## EXERCISE AIM
Beginning at the line with "OCR this image.", output each line to the end of the listing below exactly, please.

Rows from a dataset

>>>

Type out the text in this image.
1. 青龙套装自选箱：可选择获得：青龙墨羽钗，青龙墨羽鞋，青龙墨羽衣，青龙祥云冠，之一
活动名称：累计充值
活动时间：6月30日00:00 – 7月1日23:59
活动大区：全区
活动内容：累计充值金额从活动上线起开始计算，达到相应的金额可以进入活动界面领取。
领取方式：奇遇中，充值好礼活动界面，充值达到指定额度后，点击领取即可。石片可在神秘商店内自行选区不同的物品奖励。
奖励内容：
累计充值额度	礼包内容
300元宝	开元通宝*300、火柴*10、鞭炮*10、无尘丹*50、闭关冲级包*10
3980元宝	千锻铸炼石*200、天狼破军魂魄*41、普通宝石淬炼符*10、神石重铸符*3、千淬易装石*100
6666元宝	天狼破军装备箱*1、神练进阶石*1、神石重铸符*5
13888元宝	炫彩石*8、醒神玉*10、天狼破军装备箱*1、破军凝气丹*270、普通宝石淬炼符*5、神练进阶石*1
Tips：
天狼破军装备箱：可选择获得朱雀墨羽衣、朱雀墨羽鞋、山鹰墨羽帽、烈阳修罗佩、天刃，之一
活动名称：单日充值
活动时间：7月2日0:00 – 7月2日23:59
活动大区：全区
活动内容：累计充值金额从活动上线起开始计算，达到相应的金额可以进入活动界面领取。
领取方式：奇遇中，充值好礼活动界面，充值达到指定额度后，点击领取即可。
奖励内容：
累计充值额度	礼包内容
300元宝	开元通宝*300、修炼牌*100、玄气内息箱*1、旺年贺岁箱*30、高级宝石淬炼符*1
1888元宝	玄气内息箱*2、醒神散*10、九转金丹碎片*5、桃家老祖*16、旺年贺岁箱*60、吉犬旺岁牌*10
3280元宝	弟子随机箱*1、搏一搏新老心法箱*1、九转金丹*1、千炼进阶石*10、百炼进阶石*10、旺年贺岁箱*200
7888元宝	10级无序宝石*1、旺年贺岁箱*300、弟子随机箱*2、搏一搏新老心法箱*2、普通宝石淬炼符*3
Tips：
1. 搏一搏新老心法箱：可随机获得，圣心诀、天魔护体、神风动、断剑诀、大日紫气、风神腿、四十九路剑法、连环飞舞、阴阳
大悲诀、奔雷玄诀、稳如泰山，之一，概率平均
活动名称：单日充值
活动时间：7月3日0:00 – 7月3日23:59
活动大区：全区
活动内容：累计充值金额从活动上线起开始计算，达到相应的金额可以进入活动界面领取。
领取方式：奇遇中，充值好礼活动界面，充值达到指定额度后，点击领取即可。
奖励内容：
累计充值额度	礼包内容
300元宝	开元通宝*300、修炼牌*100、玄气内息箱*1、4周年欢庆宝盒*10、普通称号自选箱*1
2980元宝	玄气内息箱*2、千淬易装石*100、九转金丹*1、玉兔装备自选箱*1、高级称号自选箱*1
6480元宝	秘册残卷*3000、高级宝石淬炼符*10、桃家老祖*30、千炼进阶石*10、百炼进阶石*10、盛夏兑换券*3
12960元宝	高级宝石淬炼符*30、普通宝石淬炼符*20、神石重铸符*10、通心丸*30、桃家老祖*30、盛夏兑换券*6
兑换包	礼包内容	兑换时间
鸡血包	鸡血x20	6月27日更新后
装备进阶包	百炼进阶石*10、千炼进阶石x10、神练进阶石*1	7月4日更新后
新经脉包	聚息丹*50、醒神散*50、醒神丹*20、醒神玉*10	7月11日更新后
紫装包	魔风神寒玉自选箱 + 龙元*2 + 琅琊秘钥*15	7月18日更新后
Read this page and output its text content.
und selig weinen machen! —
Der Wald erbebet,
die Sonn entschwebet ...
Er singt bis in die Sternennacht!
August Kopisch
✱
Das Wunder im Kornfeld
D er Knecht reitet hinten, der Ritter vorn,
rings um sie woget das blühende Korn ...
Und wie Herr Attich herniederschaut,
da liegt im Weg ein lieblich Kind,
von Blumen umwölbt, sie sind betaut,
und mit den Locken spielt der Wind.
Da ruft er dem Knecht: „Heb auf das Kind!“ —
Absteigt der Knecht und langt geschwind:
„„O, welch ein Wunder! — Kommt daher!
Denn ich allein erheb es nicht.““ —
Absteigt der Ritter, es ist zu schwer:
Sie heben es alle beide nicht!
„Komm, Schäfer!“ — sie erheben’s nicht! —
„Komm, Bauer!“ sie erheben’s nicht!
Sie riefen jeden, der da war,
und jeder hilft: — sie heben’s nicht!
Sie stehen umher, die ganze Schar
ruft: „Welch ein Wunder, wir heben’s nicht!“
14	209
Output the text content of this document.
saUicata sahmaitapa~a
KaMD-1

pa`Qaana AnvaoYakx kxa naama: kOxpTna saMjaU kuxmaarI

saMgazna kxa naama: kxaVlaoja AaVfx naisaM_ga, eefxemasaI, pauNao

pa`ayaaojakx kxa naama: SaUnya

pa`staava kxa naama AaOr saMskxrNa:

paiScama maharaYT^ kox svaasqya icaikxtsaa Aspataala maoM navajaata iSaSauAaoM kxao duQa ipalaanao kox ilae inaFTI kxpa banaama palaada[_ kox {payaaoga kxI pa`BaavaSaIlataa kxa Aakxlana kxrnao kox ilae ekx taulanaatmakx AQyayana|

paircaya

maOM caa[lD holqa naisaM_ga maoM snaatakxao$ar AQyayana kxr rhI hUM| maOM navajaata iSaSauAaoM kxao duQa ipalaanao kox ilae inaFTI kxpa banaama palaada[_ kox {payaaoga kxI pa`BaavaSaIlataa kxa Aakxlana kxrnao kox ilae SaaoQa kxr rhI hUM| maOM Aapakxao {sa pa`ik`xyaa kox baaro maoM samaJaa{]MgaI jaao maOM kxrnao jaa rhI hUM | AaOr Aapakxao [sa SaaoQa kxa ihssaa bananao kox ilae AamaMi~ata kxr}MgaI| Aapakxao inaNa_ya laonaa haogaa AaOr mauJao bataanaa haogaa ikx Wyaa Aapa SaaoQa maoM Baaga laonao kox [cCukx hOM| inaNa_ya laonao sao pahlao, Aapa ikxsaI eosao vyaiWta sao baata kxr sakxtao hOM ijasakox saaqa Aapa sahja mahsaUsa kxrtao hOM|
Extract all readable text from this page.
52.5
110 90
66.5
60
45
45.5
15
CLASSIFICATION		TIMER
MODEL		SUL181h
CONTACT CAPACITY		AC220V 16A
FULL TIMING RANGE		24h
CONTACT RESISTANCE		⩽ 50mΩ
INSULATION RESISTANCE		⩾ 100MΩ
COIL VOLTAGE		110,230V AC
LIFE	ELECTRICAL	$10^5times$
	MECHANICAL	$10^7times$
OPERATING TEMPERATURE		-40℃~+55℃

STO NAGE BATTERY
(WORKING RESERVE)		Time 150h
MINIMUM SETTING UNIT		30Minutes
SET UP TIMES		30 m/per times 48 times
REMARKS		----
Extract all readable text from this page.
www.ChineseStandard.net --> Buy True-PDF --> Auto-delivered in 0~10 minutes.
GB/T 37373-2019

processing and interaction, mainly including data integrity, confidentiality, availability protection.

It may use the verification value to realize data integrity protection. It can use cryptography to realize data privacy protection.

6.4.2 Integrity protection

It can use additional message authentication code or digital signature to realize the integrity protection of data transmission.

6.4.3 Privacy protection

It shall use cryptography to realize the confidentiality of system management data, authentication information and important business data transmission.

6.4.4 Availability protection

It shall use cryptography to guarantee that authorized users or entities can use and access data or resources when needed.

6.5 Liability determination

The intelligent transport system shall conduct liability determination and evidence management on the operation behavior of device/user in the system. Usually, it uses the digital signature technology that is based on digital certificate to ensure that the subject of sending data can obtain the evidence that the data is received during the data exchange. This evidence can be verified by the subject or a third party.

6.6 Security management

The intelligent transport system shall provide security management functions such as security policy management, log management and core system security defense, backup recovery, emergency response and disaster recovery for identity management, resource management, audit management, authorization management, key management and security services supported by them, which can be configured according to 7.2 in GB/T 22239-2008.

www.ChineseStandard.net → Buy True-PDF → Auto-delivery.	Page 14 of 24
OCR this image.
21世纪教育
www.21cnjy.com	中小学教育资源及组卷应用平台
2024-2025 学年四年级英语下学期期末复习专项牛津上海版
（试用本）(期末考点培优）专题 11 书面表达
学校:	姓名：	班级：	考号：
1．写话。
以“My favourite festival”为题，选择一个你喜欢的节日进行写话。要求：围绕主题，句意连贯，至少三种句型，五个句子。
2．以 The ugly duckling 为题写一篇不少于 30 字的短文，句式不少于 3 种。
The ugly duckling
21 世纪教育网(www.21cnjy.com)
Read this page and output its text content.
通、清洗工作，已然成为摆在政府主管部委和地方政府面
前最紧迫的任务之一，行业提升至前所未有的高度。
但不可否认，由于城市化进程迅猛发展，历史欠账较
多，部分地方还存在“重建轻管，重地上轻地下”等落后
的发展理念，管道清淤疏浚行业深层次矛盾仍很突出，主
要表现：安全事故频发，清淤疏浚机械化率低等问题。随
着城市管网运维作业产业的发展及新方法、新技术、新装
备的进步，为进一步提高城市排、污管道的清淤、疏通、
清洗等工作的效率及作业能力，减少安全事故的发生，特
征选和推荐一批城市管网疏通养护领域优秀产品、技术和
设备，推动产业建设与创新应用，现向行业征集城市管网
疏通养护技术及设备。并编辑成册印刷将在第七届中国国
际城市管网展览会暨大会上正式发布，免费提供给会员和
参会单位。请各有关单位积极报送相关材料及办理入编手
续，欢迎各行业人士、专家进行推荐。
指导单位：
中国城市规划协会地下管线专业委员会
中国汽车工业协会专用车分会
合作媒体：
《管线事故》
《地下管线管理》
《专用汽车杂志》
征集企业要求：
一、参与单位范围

<<<

## EXERCISE OUTPUT
OCR this image.
21世纪教育
www.21cnjy.com	中小学教育资源及组卷应用平台
2024-2025 学年四年级英语下学期期末复习专项牛津上海版
（试用本）(期末考点培优）专题 11 书面表达
学校:	姓名：	班级：	考号：
1．写话。
以“My favourite festival”为题，选择一个你喜欢的节日进行写话。要求：围绕主题，句意连贯，至少三种句型，五个句子。
2．以 The ugly duckling 为题写一篇不少于 30 字的短文，句式不少于 3 种。
The ugly duckling
21 世纪教育网(www.21cnjy.com)
Read this page and output its text content.
通、清洗工作，已然成为摆在政府主管部委和地方政府面
前最紧迫的任务之一，行业提升至前所未有的高度。
但不可否认，由于城市化进程迅猛发展，历史欠账较
多，部分地方还存在“重建轻管，重地上轻地下”等落后
的发展理念，管道清淤疏浚行业深层次矛盾仍很突出，主
要表现：安全事故频发，清淤疏浚机械化率低等问题。随
着城市管网运维作业产业的发展及新方法、新技术、新装
备的进步，为进一步提高城市排、污管道的清淤、疏通、
清洗等工作的效率及作业能力，减少安全事故的发生，特
征选和推荐一批城市管网疏通养护领域优秀产品、技术和
设备，推动产业建设与创新应用，现向行业征集城市管网
疏通养护技术及设备。并编辑成册印刷将在第七届中国国
际城市管网展览会暨大会上正式发布，免费提供给会员和
参会单位。请各有关单位积极报送相关材料及办理入编手
续，欢迎各行业人士、专家进行推荐。
指导单位：
中国城市规划协会地下管线专业委员会
中国汽车工业协会专用车分会
合作媒体：
《管线事故》
《地下管线管理》
《专用汽车杂志》
征集企业要求：
一、参与单位范围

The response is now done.